Find the string "BLACK" and gather every line that holds it.

* [DATA TO USE]:
───

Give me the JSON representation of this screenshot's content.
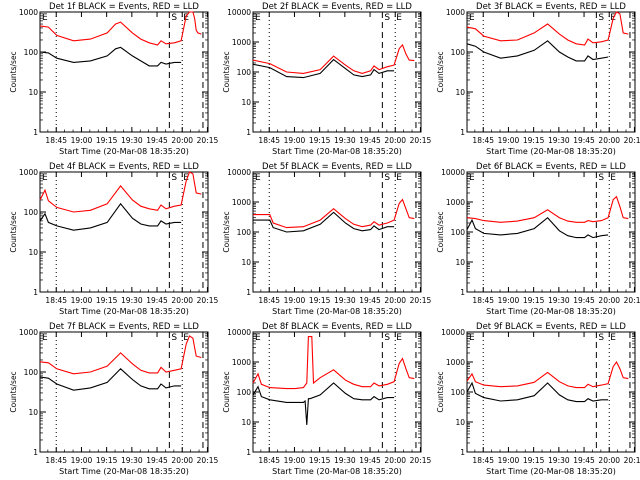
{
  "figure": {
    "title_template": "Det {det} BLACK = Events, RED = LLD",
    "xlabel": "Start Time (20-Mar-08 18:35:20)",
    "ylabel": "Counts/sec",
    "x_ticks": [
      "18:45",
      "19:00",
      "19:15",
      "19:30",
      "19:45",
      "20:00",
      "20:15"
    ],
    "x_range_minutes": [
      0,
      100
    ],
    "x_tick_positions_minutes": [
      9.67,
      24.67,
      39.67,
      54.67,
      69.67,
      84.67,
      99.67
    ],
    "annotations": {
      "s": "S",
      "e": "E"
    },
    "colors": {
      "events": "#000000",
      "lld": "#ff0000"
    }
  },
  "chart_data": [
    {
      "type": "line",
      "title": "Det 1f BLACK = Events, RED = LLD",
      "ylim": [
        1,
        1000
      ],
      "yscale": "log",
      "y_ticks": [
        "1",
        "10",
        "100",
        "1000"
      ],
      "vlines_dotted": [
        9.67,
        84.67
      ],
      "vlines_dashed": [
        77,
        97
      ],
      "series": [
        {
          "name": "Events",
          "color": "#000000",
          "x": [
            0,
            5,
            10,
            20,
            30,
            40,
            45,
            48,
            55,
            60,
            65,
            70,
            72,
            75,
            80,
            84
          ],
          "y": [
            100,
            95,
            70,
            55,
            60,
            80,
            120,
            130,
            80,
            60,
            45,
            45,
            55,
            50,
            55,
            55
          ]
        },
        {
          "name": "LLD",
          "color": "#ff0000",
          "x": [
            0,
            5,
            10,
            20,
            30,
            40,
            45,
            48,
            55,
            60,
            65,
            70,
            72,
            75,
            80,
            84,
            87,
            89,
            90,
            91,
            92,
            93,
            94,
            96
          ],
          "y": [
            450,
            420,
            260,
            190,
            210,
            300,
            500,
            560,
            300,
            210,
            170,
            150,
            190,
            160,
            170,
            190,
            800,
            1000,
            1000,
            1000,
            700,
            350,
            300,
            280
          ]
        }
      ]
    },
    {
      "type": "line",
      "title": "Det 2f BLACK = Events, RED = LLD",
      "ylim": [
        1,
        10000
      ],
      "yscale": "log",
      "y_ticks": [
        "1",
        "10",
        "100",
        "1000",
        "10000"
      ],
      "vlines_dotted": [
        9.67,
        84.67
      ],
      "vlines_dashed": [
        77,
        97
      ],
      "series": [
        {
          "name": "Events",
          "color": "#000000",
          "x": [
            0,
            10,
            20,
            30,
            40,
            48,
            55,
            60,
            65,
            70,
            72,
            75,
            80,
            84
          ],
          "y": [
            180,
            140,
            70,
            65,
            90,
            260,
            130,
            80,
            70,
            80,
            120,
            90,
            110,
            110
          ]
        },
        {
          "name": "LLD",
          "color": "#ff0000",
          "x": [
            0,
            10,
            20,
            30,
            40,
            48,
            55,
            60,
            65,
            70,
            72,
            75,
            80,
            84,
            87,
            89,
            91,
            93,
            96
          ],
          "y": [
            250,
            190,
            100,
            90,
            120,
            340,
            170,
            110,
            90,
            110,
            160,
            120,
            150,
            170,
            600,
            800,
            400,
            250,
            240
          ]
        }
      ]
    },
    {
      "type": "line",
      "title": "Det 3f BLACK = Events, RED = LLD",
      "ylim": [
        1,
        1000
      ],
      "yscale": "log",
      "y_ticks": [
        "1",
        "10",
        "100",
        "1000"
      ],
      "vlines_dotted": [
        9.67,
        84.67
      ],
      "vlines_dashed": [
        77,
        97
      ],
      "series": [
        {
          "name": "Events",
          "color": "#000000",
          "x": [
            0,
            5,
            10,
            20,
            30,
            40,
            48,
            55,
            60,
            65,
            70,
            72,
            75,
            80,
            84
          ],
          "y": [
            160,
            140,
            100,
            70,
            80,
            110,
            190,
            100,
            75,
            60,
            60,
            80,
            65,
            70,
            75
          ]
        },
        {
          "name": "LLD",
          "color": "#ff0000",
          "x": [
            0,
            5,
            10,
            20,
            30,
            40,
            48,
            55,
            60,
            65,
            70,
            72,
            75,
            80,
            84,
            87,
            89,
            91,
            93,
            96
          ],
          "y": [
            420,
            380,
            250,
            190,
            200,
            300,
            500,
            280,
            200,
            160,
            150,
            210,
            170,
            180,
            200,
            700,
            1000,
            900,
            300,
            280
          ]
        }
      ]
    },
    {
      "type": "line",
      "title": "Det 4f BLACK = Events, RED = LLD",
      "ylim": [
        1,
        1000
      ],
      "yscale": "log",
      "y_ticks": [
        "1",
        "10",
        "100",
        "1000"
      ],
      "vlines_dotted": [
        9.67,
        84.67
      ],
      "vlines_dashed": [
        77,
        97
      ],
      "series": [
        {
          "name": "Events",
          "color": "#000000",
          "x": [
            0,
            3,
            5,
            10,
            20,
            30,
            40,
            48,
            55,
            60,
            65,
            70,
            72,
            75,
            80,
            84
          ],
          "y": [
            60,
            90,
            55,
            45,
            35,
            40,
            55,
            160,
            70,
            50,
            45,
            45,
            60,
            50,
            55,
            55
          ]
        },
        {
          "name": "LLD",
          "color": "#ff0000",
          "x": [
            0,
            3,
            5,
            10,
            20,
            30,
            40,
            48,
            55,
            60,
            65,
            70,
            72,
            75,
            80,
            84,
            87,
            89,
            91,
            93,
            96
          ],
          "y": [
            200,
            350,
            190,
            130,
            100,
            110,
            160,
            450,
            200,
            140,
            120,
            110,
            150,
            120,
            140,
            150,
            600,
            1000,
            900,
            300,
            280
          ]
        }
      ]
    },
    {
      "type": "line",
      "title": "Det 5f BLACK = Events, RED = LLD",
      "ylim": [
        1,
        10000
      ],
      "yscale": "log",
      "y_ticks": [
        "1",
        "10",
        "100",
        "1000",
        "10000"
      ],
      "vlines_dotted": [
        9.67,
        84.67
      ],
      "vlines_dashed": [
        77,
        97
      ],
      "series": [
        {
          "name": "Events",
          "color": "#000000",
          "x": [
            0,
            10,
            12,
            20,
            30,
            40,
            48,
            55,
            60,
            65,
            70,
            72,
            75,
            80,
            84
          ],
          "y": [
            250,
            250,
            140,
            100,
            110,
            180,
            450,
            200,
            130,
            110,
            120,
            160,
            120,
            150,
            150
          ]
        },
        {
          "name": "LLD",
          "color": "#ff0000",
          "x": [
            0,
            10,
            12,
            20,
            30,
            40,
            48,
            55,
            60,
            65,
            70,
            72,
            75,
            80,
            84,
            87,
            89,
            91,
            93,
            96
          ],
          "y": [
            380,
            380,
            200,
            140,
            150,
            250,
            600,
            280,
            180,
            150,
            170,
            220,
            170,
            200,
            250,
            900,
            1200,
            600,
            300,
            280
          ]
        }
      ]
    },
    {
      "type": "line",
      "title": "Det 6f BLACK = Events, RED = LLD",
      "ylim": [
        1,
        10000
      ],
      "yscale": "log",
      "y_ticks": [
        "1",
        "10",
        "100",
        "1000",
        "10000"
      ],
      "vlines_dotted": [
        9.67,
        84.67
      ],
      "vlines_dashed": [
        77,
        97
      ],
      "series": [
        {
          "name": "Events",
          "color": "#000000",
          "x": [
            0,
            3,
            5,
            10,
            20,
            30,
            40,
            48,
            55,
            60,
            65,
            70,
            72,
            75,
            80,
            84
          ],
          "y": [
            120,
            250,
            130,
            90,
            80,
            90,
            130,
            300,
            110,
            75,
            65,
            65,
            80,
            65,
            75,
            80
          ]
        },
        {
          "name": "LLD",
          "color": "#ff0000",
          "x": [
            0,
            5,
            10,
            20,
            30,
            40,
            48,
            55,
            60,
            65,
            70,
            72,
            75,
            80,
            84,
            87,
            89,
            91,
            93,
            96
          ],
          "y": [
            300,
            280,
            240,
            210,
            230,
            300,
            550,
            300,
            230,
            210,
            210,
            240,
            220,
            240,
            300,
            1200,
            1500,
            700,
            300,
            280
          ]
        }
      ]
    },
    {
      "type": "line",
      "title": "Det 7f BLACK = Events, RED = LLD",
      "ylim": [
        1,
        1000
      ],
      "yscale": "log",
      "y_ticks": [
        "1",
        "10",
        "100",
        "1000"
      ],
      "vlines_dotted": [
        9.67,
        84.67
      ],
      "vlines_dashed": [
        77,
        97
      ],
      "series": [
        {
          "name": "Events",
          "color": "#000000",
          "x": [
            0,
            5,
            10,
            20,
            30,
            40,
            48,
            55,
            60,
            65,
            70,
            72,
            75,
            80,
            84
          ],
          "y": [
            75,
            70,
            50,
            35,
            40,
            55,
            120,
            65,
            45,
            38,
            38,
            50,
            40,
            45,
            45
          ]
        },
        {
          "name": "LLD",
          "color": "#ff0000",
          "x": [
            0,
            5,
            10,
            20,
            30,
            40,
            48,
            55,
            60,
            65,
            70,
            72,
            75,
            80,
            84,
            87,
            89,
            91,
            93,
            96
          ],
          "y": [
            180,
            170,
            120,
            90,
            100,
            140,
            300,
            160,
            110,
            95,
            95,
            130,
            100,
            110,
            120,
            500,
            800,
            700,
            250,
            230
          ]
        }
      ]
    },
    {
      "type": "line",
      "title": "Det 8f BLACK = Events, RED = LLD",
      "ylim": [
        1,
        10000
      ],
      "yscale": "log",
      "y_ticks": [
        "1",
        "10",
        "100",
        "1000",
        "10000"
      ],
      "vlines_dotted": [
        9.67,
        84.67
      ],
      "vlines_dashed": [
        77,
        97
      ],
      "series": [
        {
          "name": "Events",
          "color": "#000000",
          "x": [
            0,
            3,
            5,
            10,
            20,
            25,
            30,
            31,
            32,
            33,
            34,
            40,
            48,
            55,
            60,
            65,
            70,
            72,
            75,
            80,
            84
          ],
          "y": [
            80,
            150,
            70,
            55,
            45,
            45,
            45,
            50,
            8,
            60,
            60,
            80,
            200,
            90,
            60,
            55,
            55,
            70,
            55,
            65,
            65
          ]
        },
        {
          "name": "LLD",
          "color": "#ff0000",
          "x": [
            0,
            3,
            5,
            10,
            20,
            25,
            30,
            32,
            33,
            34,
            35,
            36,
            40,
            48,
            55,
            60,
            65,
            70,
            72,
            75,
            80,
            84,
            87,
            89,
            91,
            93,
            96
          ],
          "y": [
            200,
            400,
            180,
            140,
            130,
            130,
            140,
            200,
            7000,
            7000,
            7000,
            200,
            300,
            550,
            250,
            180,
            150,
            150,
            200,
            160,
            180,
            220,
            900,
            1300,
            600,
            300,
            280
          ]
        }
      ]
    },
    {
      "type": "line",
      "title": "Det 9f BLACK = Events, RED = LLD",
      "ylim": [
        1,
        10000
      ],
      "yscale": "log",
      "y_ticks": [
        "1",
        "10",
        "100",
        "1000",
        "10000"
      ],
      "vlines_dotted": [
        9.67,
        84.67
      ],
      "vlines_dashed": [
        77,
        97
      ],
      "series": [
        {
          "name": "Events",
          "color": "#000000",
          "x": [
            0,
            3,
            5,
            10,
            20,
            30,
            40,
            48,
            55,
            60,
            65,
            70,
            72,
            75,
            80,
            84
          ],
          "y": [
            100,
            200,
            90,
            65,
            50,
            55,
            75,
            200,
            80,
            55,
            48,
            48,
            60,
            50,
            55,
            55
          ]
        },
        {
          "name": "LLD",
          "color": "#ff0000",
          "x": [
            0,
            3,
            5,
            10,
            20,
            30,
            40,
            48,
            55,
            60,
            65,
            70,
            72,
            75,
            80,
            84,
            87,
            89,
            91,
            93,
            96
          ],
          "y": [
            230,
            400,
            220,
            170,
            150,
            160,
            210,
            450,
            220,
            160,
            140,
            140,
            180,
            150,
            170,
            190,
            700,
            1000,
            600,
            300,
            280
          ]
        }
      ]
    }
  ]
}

───

* [SOLUTION TO THIS PROBLEM]:
    "title_template": "Det {det} BLACK = Events, RED = LLD",
      "title": "Det 1f BLACK = Events, RED = LLD",
      "title": "Det 2f BLACK = Events, RED = LLD",
      "title": "Det 3f BLACK = Events, RED = LLD",
      "title": "Det 4f BLACK = Events, RED = LLD",
      "title": "Det 5f BLACK = Events, RED = LLD",
      "title": "Det 6f BLACK = Events, RED = LLD",
      "title": "Det 7f BLACK = Events, RED = LLD",
      "title": "Det 8f BLACK = Events, RED = LLD",
      "title": "Det 9f BLACK = Events, RED = LLD",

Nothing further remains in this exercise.